- Passage given -

____

You are viewing a plain text version of this content. The canonical link for it is here.
Posted to commits@xerces.apache.org by am...@apache.org on 2019/12/15 21:18:15 UTC

svn commit: r1871620 - in /xerces/c/trunk: src/xercesc/internal/ tests/src/XSTSHarness/regression/ tests/src/XSTSHarness/regression/XERCESC-2180/

Author: amassari
Date: Sun Dec 15 21:18:15 2019
New Revision: 1871620

URL: http://svn.apache.org/viewvc?rev=1871620&view=rev
Log:
[XERCESC-2180] Remove assertion when a surrogate pair is split by the boundary
of an input buffer (transcoders try to avoid this, but UTF-16 transcoder doesn't
have this check in place). The reader now pulls in more data on demand.

Added:
    xerces/c/trunk/tests/src/XSTSHarness/regression/XERCESC-2180/
    xerces/c/trunk/tests/src/XSTSHarness/regression/XERCESC-2180/crash.xml   (with props)
    xerces/c/trunk/tests/src/XSTSHarness/regression/XERCESC-2180/crash2.xml   (with props)
    xerces/c/trunk/tests/src/XSTSHarness/regression/XercesXML.testSet
Modified:
    xerces/c/trunk/src/xercesc/internal/XMLReader.cpp

Modified: xerces/c/trunk/src/xercesc/internal/XMLReader.cpp
URL: http://svn.apache.org/viewvc/xerces/c/trunk/src/xercesc/internal/XMLReader.cpp?rev=1871620&r1=1871619&r2=1871620&view=diff
==============================================================================
--- xerces/c/trunk/src/xercesc/internal/XMLReader.cpp (original)

____

- Task requirements -
**a.** Answer these from the commit notice:
(i) What is the new revision number?
(ii) Which file is listed as modified?
(iii) According to the log, which transcoder lacks the check against splitting a surrogate pair?
**b.** Write out the stretch of the commit notice from "You are viewing" through "data on demand.".
The data after this point is separate from the commit notice.

(Rows from a dataset)
____

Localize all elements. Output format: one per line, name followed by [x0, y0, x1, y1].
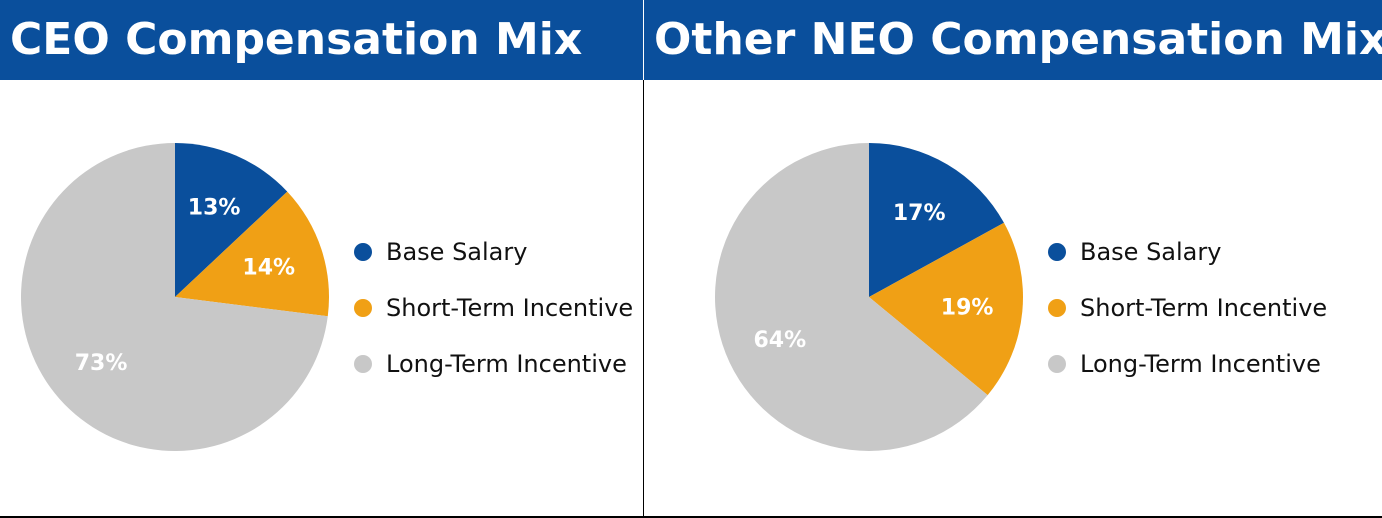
legend-item-long-term-incentive: Long-Term Incentive [354, 336, 633, 392]
ceo-compensation-panel: CEO Compensation Mix 13% 14% 73% Base Sala… [0, 0, 643, 518]
slice-label-long-term-incentive: 73% [75, 351, 128, 376]
pie-slice-base-salary [175, 143, 288, 297]
legend-swatch-long-term-incentive [354, 355, 372, 373]
legend-swatch-long-term-incentive [1048, 355, 1066, 373]
legend-swatch-short-term-incentive [354, 299, 372, 317]
ceo-pie-chart: 13% 14% 73% [21, 143, 329, 451]
legend-item-long-term-incentive: Long-Term Incentive [1048, 336, 1327, 392]
legend-swatch-base-salary [1048, 243, 1066, 261]
legend-label: Long-Term Incentive [1080, 350, 1321, 378]
slice-label-short-term-incentive: 14% [242, 256, 295, 281]
legend-item-base-salary: Base Salary [1048, 224, 1327, 280]
neo-legend: Base Salary Short-Term Incentive Long-Te… [1048, 224, 1327, 392]
legend-swatch-base-salary [354, 243, 372, 261]
legend-label: Short-Term Incentive [1080, 294, 1328, 322]
neo-compensation-panel: Other NEO Compensation Mix 17% 19% 64% Bas… [644, 0, 1382, 518]
pie-slice-base-salary [869, 143, 1004, 297]
slice-label-base-salary: 17% [893, 201, 946, 226]
legend-label: Short-Term Incentive [386, 294, 634, 322]
pie-slice-short-term-incentive [175, 191, 329, 317]
slice-label-short-term-incentive: 19% [941, 295, 994, 320]
legend-label: Long-Term Incentive [386, 350, 627, 378]
slice-label-long-term-incentive: 64% [753, 328, 806, 353]
ceo-legend: Base Salary Short-Term Incentive Long-Te… [354, 224, 633, 392]
pie-slice-long-term-incentive [715, 143, 988, 451]
panel-divider [643, 80, 644, 518]
slice-label-base-salary: 13% [188, 196, 241, 221]
legend-item-base-salary: Base Salary [354, 224, 633, 280]
pie-slice-long-term-incentive [21, 143, 328, 451]
neo-chart-title: Other NEO Compensation Mix [644, 0, 1382, 80]
legend-item-short-term-incentive: Short-Term Incentive [354, 280, 633, 336]
legend-label: Base Salary [1080, 238, 1222, 266]
legend-label: Base Salary [386, 238, 528, 266]
ceo-chart-title: CEO Compensation Mix [0, 0, 643, 80]
legend-item-short-term-incentive: Short-Term Incentive [1048, 280, 1327, 336]
legend-swatch-short-term-incentive [1048, 299, 1066, 317]
bottom-rule [0, 516, 1382, 518]
neo-pie-chart: 17% 19% 64% [715, 143, 1023, 451]
pie-slice-short-term-incentive [869, 222, 1023, 396]
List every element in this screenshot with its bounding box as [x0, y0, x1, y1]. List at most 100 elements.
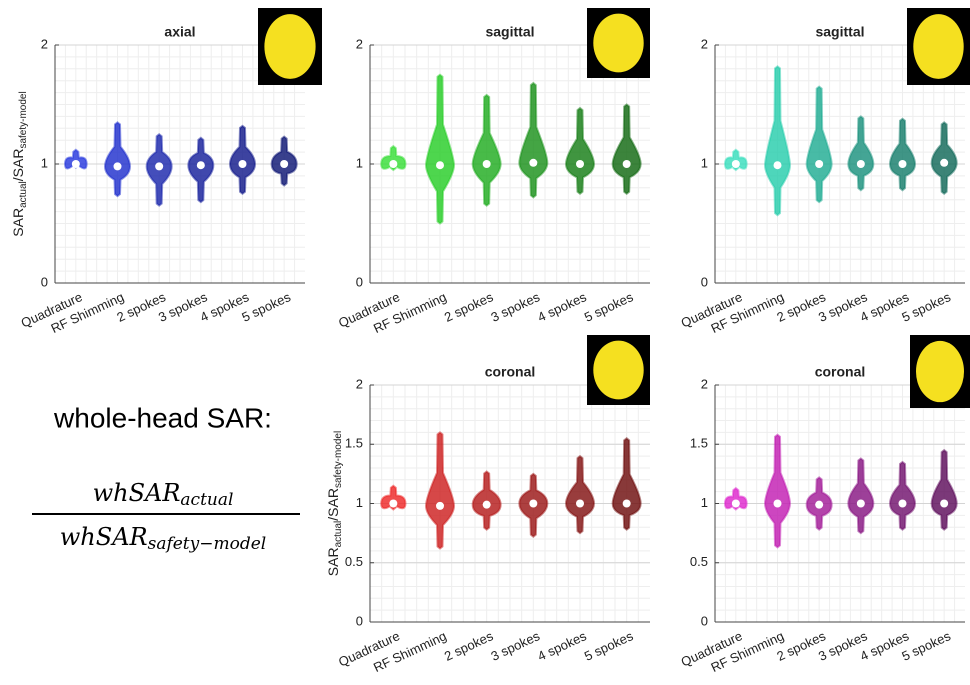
x-tick-label: 3 spokes — [489, 289, 543, 325]
violin — [932, 450, 957, 529]
violin — [426, 75, 454, 224]
violin — [932, 122, 957, 193]
median-dot — [940, 500, 948, 508]
y-axis-label: SARactual/SARsafety-model — [325, 431, 344, 576]
median-dot — [857, 500, 865, 508]
chart-title: axial — [164, 24, 195, 40]
y-label-main: SAR — [10, 208, 26, 237]
y-tick-label: 1 — [356, 155, 363, 170]
violin — [188, 138, 213, 202]
chart-title: sagittal — [485, 24, 534, 40]
median-dot — [774, 161, 782, 169]
x-tick-label: 5 spokes — [899, 628, 953, 664]
thumbnail-head — [913, 14, 963, 79]
violin — [473, 95, 501, 206]
thumbnail-head — [593, 341, 643, 400]
violin — [105, 122, 130, 196]
chart-title: coronal — [485, 364, 536, 380]
violin — [848, 116, 873, 190]
x-tick-label: 3 spokes — [489, 628, 543, 664]
median-dot — [389, 500, 397, 508]
thumbnail-head — [916, 341, 964, 402]
y-label-main: /SAR — [325, 488, 341, 521]
violin — [566, 108, 594, 194]
y-tick-label: 1 — [701, 155, 708, 170]
median-dot — [576, 160, 584, 168]
y-tick-label: 1 — [356, 495, 363, 510]
y-tick-label: 1 — [701, 495, 708, 510]
denominator-sub: safety−model — [148, 534, 267, 554]
median-dot — [623, 500, 631, 508]
violin — [848, 458, 873, 533]
violin — [890, 462, 915, 530]
y-tick-label: 2 — [356, 376, 363, 391]
median-dot — [529, 159, 537, 167]
denominator: whSAR — [60, 523, 148, 551]
median-dot — [732, 160, 740, 168]
violin — [807, 87, 832, 202]
formula-denominator: whSARsafety−model — [60, 523, 266, 554]
y-tick-label: 1.5 — [690, 436, 708, 451]
median-dot — [899, 500, 907, 508]
x-tick-label: 5 spokes — [582, 289, 636, 325]
y-tick-label: 1.5 — [345, 436, 363, 451]
x-tick-label: 5 spokes — [239, 289, 293, 325]
y-label-sub: actual — [18, 181, 29, 208]
median-dot — [280, 160, 288, 168]
y-tick-label: 2 — [41, 36, 48, 51]
median-dot — [389, 160, 397, 168]
x-tick-label: 2 spokes — [442, 628, 496, 664]
violin — [890, 119, 915, 190]
median-dot — [732, 500, 740, 508]
y-tick-label: 0 — [356, 613, 363, 628]
y-tick-label: 2 — [356, 36, 363, 51]
y-tick-label: 1 — [41, 155, 48, 170]
figure: whole-head SAR: whSARactual whSARsafety−… — [0, 0, 970, 685]
y-tick-label: 0.5 — [345, 554, 363, 569]
violin — [613, 105, 641, 194]
x-tick-label: 5 spokes — [899, 289, 953, 325]
median-dot — [114, 162, 122, 170]
median-dot — [899, 160, 907, 168]
y-tick-label: 0 — [41, 274, 48, 289]
violin — [426, 432, 454, 548]
y-label-main: /SAR — [10, 149, 26, 182]
thumbnail-head — [593, 14, 643, 73]
median-dot — [239, 160, 247, 168]
x-tick-label: 4 spokes — [535, 289, 589, 325]
x-tick-label: 4 spokes — [535, 628, 589, 664]
y-label-main: SAR — [325, 547, 341, 576]
violin — [765, 435, 790, 548]
y-tick-label: 2 — [701, 36, 708, 51]
y-tick-label: 0 — [356, 274, 363, 289]
median-dot — [623, 160, 631, 168]
chart-title: coronal — [815, 364, 866, 380]
y-tick-label: 0.5 — [690, 554, 708, 569]
median-dot — [529, 500, 537, 508]
formula-numerator: whSARactual — [93, 479, 234, 510]
y-axis-label: SARactual/SARsafety-model — [10, 91, 29, 236]
median-dot — [483, 160, 491, 168]
formula-label: whole-head SAR: — [53, 402, 272, 433]
y-tick-label: 0 — [701, 613, 708, 628]
median-dot — [940, 159, 948, 167]
median-dot — [72, 160, 80, 168]
median-dot — [197, 161, 205, 169]
x-tick-label: 2 spokes — [442, 289, 496, 325]
median-dot — [483, 501, 491, 509]
median-dot — [436, 161, 444, 169]
x-tick-label: 5 spokes — [582, 628, 636, 664]
violin — [230, 126, 255, 194]
violin — [765, 66, 790, 215]
y-label-sub: safety-model — [333, 431, 344, 488]
y-tick-label: 0 — [701, 274, 708, 289]
median-dot — [774, 500, 782, 508]
thumbnail-head — [264, 14, 315, 79]
numerator: whSAR — [93, 479, 181, 507]
median-dot — [857, 160, 865, 168]
median-dot — [815, 501, 823, 509]
violin — [613, 438, 641, 529]
y-label-sub: safety-model — [18, 91, 29, 148]
y-label-sub: actual — [333, 521, 344, 548]
median-dot — [815, 160, 823, 168]
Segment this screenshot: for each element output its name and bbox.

____

- Solution list -
**a.**
(i) 1871620
(ii) xerces/c/trunk/src/xercesc/internal/XMLReader.cpp
(iii) The UTF-16 transcoder

**b.**
You are viewing a plain text version of this content. The canonical link for it is here.
Posted to commits@xerces.apache.org by am...@apache.org on 2019/12/15 21:18:15 UTC

svn commit: r1871620 - in /xerces/c/trunk: src/xercesc/internal/ tests/src/XSTSHarness/regression/ tests/src/XSTSHarness/regression/XERCESC-2180/

Author: amassari
Date: Sun Dec 15 21:18:15 2019
New Revision: 1871620

URL: http://svn.apache.org/viewvc?rev=1871620&view=rev
Log:
[XERCESC-2180] Remove assertion when a surrogate pair is split by the boundary
of an input buffer (transcoders try to avoid this, but UTF-16 transcoder doesn't
have this check in place). The reader now pulls in more data on demand.